» WHAT YOU SHOULD DO:
Collect each line holding the string "Volume".

---- TASK DATA

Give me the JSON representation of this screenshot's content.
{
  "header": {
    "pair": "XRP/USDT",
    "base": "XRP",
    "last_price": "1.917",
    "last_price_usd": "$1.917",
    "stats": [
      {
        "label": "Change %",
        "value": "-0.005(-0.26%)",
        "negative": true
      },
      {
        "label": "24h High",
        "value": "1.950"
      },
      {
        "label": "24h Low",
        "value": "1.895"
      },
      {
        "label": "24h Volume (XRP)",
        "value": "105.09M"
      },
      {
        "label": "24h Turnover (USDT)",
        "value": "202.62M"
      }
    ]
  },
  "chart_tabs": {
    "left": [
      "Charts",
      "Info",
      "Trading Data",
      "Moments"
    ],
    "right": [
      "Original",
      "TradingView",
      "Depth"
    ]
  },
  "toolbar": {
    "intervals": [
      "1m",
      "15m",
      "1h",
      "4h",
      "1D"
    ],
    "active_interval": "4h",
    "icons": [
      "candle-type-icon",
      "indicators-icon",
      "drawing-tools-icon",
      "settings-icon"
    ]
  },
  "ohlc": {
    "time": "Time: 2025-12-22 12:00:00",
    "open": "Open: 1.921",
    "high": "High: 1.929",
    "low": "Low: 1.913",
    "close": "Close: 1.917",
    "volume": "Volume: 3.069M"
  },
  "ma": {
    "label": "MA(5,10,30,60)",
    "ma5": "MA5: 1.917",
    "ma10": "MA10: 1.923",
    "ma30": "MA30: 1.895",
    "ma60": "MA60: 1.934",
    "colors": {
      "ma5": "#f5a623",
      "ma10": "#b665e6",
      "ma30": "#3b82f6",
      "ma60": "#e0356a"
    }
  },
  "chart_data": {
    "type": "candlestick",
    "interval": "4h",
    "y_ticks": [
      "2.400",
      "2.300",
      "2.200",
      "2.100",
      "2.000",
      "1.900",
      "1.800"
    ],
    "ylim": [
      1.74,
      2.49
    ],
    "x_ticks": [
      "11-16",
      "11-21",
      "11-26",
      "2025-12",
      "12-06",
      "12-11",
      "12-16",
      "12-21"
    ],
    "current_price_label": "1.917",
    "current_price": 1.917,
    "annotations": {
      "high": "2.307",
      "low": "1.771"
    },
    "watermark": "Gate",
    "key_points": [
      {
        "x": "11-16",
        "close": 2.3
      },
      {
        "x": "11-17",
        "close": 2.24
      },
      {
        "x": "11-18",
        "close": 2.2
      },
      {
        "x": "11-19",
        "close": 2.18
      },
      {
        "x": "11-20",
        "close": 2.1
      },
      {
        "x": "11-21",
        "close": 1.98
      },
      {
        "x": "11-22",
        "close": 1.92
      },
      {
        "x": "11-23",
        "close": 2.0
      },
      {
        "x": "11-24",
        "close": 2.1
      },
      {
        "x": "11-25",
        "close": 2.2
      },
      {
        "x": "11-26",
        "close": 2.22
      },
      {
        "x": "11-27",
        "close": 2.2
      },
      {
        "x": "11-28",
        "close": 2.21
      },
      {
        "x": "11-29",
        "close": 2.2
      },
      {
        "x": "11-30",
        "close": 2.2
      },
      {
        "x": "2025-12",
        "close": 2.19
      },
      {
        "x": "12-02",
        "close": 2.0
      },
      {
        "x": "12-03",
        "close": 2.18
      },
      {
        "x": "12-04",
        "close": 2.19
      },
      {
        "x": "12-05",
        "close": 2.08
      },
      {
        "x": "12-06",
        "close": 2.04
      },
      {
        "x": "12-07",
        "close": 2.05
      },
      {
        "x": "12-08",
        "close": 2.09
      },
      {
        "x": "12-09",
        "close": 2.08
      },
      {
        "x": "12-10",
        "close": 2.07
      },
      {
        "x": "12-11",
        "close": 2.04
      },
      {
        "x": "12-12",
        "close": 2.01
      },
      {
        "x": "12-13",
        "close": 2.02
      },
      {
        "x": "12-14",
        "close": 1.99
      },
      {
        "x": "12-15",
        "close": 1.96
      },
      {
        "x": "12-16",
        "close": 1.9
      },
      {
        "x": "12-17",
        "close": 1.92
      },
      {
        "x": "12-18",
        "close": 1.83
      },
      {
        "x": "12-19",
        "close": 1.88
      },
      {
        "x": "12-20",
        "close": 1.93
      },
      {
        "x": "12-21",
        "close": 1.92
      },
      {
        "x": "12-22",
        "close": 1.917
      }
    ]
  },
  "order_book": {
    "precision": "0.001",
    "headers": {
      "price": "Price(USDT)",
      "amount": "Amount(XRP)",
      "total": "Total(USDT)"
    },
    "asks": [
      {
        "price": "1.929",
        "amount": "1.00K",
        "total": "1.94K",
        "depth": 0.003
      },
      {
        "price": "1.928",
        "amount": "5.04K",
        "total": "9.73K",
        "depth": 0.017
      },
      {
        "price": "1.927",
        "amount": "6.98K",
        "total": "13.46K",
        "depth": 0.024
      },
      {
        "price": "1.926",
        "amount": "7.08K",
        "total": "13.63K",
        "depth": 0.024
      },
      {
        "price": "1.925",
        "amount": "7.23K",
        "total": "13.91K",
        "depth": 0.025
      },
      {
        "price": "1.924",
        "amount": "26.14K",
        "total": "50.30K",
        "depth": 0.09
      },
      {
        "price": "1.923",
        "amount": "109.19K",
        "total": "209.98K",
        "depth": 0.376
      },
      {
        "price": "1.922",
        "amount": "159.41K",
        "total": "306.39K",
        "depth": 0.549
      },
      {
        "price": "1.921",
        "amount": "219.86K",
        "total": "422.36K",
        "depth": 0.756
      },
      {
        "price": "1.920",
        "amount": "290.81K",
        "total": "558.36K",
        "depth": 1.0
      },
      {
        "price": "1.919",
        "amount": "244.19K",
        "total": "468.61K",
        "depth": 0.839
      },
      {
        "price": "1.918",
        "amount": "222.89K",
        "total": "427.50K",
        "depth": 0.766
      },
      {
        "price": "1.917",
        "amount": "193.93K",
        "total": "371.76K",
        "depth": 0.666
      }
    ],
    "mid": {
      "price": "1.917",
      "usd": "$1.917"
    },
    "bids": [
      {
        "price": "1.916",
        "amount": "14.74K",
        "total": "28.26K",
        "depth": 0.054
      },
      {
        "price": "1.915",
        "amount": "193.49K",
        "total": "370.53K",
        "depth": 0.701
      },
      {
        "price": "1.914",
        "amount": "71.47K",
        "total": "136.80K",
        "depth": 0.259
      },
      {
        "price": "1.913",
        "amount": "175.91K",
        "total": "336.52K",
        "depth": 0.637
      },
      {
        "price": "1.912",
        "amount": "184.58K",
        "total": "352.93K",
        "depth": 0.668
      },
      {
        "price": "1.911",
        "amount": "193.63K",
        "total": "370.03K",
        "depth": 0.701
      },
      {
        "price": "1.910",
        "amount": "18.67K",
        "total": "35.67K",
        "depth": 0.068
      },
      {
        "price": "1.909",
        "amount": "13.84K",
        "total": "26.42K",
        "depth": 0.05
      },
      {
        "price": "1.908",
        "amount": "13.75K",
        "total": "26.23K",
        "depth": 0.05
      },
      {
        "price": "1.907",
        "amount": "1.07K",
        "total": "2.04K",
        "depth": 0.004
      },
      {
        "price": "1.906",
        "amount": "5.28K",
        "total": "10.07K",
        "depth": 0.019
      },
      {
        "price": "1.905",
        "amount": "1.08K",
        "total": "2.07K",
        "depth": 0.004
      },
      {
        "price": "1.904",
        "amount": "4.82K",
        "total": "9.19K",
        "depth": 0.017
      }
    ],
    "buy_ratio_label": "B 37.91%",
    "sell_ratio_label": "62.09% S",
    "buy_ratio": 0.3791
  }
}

--------

» SOLUTION TO THE EXERCISE:
        "label": "24h Volume (XRP)",
    "volume": "Volume: 3.069M"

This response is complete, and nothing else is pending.